» **TASK DESCRIPTION**
Go through the listing and set it down exactly, leaving out its pictures.

Dataset records
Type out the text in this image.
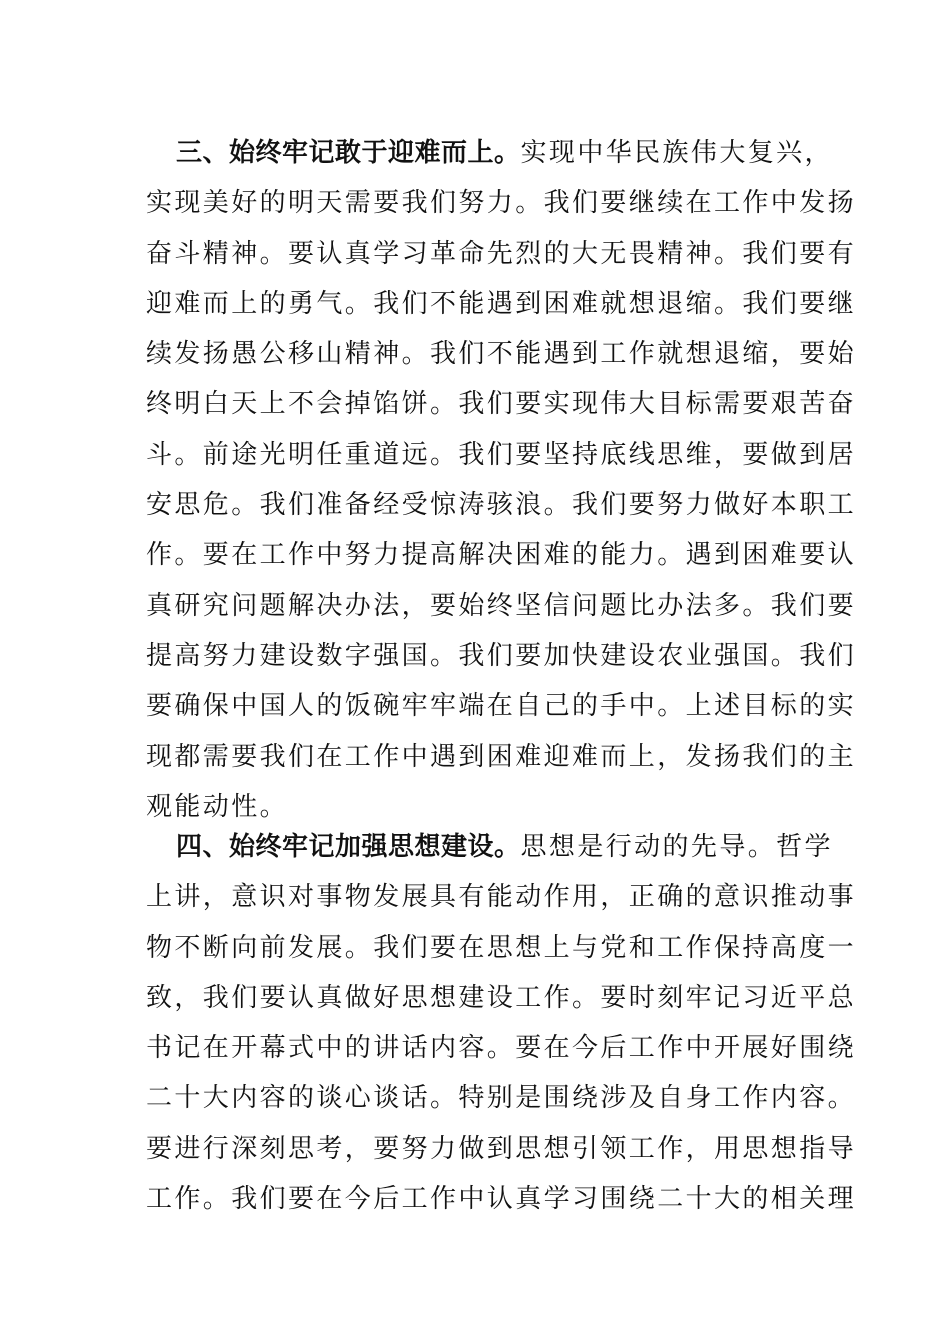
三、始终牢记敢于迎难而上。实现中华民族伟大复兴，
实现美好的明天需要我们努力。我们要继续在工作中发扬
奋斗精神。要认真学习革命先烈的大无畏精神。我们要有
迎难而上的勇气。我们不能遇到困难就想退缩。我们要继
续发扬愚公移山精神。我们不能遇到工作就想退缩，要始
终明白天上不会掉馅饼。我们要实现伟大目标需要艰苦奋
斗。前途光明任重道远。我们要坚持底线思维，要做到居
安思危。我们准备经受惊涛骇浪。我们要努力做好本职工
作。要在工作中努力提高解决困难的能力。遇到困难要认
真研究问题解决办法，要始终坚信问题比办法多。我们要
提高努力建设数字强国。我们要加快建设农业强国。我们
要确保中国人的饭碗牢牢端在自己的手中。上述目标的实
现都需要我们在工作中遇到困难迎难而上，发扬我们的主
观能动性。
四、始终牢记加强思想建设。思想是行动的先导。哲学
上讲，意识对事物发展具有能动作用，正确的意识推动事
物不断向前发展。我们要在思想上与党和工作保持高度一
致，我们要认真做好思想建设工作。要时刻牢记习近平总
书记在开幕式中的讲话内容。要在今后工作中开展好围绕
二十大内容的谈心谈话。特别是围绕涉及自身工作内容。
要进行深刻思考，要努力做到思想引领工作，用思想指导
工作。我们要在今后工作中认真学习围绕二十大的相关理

» **SOLUTION TO THE EXERCISE**
Type out the text in this image.
三、始终牢记敢于迎难而上。实现中华民族伟大复兴，
实现美好的明天需要我们努力。我们要继续在工作中发扬
奋斗精神。要认真学习革命先烈的大无畏精神。我们要有
迎难而上的勇气。我们不能遇到困难就想退缩。我们要继
续发扬愚公移山精神。我们不能遇到工作就想退缩，要始
终明白天上不会掉馅饼。我们要实现伟大目标需要艰苦奋
斗。前途光明任重道远。我们要坚持底线思维，要做到居
安思危。我们准备经受惊涛骇浪。我们要努力做好本职工
作。要在工作中努力提高解决困难的能力。遇到困难要认
真研究问题解决办法，要始终坚信问题比办法多。我们要
提高努力建设数字强国。我们要加快建设农业强国。我们
要确保中国人的饭碗牢牢端在自己的手中。上述目标的实
现都需要我们在工作中遇到困难迎难而上，发扬我们的主
观能动性。
四、始终牢记加强思想建设。思想是行动的先导。哲学
上讲，意识对事物发展具有能动作用，正确的意识推动事
物不断向前发展。我们要在思想上与党和工作保持高度一
致，我们要认真做好思想建设工作。要时刻牢记习近平总
书记在开幕式中的讲话内容。要在今后工作中开展好围绕
二十大内容的谈心谈话。特别是围绕涉及自身工作内容。
要进行深刻思考，要努力做到思想引领工作，用思想指导
工作。我们要在今后工作中认真学习围绕二十大的相关理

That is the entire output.